SET EXERCISE = Transcribe every line of the records verbatim.

GIVEN DATA =
>> START
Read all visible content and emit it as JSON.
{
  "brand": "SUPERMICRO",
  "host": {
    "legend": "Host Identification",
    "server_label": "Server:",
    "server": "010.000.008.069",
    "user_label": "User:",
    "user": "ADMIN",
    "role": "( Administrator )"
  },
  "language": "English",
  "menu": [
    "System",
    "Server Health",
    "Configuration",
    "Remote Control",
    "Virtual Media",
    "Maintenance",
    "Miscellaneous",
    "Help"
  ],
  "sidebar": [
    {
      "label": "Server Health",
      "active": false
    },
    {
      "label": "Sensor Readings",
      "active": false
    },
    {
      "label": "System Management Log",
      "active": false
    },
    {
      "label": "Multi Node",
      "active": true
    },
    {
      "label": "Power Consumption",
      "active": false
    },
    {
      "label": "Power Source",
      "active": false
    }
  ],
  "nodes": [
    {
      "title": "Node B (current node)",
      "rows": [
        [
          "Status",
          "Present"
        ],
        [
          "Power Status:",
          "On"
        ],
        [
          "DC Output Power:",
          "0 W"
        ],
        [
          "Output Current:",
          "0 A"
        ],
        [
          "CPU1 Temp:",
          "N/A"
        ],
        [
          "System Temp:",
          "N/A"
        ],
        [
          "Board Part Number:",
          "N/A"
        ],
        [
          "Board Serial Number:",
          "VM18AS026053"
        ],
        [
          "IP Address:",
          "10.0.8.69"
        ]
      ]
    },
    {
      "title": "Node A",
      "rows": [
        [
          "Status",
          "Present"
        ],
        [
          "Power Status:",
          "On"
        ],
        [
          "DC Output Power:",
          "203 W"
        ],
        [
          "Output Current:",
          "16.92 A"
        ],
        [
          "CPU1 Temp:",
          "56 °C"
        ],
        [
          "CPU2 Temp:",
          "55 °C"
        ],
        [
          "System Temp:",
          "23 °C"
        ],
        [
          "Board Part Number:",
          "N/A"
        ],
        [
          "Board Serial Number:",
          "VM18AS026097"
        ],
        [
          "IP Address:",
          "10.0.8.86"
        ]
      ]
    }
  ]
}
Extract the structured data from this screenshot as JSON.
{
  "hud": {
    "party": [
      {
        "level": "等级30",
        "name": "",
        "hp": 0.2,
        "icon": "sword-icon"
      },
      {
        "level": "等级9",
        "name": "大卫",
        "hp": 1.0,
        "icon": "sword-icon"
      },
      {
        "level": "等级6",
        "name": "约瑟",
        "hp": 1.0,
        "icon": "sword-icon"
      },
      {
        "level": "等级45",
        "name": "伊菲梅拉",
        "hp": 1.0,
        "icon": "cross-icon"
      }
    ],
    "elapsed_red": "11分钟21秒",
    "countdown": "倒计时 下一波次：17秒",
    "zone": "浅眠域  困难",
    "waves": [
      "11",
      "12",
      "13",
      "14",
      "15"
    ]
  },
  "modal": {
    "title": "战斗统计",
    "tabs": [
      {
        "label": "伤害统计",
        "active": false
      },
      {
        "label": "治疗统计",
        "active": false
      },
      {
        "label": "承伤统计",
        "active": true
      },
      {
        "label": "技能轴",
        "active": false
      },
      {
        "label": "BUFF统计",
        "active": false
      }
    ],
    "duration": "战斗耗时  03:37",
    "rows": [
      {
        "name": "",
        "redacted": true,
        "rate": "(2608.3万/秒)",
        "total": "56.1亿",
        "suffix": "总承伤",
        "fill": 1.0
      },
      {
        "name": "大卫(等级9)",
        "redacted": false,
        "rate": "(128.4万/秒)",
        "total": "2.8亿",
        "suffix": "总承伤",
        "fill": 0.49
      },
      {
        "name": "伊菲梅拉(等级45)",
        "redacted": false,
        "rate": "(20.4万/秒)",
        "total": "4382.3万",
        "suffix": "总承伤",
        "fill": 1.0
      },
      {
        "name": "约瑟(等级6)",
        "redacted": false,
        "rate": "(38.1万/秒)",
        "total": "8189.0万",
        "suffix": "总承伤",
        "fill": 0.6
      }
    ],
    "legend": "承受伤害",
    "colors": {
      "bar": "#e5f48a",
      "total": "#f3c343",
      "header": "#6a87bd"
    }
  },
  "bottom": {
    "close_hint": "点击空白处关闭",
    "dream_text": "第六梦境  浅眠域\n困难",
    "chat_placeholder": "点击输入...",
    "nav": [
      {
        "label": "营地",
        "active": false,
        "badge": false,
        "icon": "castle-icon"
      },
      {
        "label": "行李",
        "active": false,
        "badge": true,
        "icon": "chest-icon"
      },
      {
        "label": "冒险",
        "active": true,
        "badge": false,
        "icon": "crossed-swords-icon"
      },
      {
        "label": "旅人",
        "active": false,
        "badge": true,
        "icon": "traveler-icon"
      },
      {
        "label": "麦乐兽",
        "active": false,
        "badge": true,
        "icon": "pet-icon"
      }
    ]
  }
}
>> END
SOLUTION TO THE EXERCISE =
Read all visible content and emit it as JSON.
{
  "brand": "SUPERMICRO",
  "host": {
    "legend": "Host Identification",
    "server_label": "Server:",
    "server": "010.000.008.069",
    "user_label": "User:",
    "user": "ADMIN",
    "role": "( Administrator )"
  },
  "language": "English",
  "menu": [
    "System",
    "Server Health",
    "Configuration",
    "Remote Control",
    "Virtual Media",
    "Maintenance",
    "Miscellaneous",
    "Help"
  ],
  "sidebar": [
    {
      "label": "Server Health",
      "active": false
    },
    {
      "label": "Sensor Readings",
      "active": false
    },
    {
      "label": "System Management Log",
      "active": false
    },
    {
      "label": "Multi Node",
      "active": true
    },
    {
      "label": "Power Consumption",
      "active": false
    },
    {
      "label": "Power Source",
      "active": false
    }
  ],
  "nodes": [
    {
      "title": "Node B (current node)",
      "rows": [
        [
          "Status",
          "Present"
        ],
        [
          "Power Status:",
          "On"
        ],
        [
          "DC Output Power:",
          "0 W"
        ],
        [
          "Output Current:",
          "0 A"
        ],
        [
          "CPU1 Temp:",
          "N/A"
        ],
        [
          "System Temp:",
          "N/A"
        ],
        [
          "Board Part Number:",
          "N/A"
        ],
        [
          "Board Serial Number:",
          "VM18AS026053"
        ],
        [
          "IP Address:",
          "10.0.8.69"
        ]
      ]
    },
    {
      "title": "Node A",
      "rows": [
        [
          "Status",
          "Present"
        ],
        [
          "Power Status:",
          "On"
        ],
        [
          "DC Output Power:",
          "203 W"
        ],
        [
          "Output Current:",
          "16.92 A"
        ],
        [
          "CPU1 Temp:",
          "56 °C"
        ],
        [
          "CPU2 Temp:",
          "55 °C"
        ],
        [
          "System Temp:",
          "23 °C"
        ],
        [
          "Board Part Number:",
          "N/A"
        ],
        [
          "Board Serial Number:",
          "VM18AS026097"
        ],
        [
          "IP Address:",
          "10.0.8.86"
        ]
      ]
    }
  ]
}
Extract the structured data from this screenshot as JSON.
{
  "hud": {
    "party": [
      {
        "level": "等级30",
        "name": "",
        "hp": 0.2,
        "icon": "sword-icon"
      },
      {
        "level": "等级9",
        "name": "大卫",
        "hp": 1.0,
        "icon": "sword-icon"
      },
      {
        "level": "等级6",
        "name": "约瑟",
        "hp": 1.0,
        "icon": "sword-icon"
      },
      {
        "level": "等级45",
        "name": "伊菲梅拉",
        "hp": 1.0,
        "icon": "cross-icon"
      }
    ],
    "elapsed_red": "11分钟21秒",
    "countdown": "倒计时 下一波次：17秒",
    "zone": "浅眠域  困难",
    "waves": [
      "11",
      "12",
      "13",
      "14",
      "15"
    ]
  },
  "modal": {
    "title": "战斗统计",
    "tabs": [
      {
        "label": "伤害统计",
        "active": false
      },
      {
        "label": "治疗统计",
        "active": false
      },
      {
        "label": "承伤统计",
        "active": true
      },
      {
        "label": "技能轴",
        "active": false
      },
      {
        "label": "BUFF统计",
        "active": false
      }
    ],
    "duration": "战斗耗时  03:37",
    "rows": [
      {
        "name": "",
        "redacted": true,
        "rate": "(2608.3万/秒)",
        "total": "56.1亿",
        "suffix": "总承伤",
        "fill": 1.0
      },
      {
        "name": "大卫(等级9)",
        "redacted": false,
        "rate": "(128.4万/秒)",
        "total": "2.8亿",
        "suffix": "总承伤",
        "fill": 0.49
      },
      {
        "name": "伊菲梅拉(等级45)",
        "redacted": false,
        "rate": "(20.4万/秒)",
        "total": "4382.3万",
        "suffix": "总承伤",
        "fill": 1.0
      },
      {
        "name": "约瑟(等级6)",
        "redacted": false,
        "rate": "(38.1万/秒)",
        "total": "8189.0万",
        "suffix": "总承伤",
        "fill": 0.6
      }
    ],
    "legend": "承受伤害",
    "colors": {
      "bar": "#e5f48a",
      "total": "#f3c343",
      "header": "#6a87bd"
    }
  },
  "bottom": {
    "close_hint": "点击空白处关闭",
    "dream_text": "第六梦境  浅眠域\n困难",
    "chat_placeholder": "点击输入...",
    "nav": [
      {
        "label": "营地",
        "active": false,
        "badge": false,
        "icon": "castle-icon"
      },
      {
        "label": "行李",
        "active": false,
        "badge": true,
        "icon": "chest-icon"
      },
      {
        "label": "冒险",
        "active": true,
        "badge": false,
        "icon": "crossed-swords-icon"
      },
      {
        "label": "旅人",
        "active": false,
        "badge": true,
        "icon": "traveler-icon"
      },
      {
        "label": "麦乐兽",
        "active": false,
        "badge": true,
        "icon": "pet-icon"
      }
    ]
  }
}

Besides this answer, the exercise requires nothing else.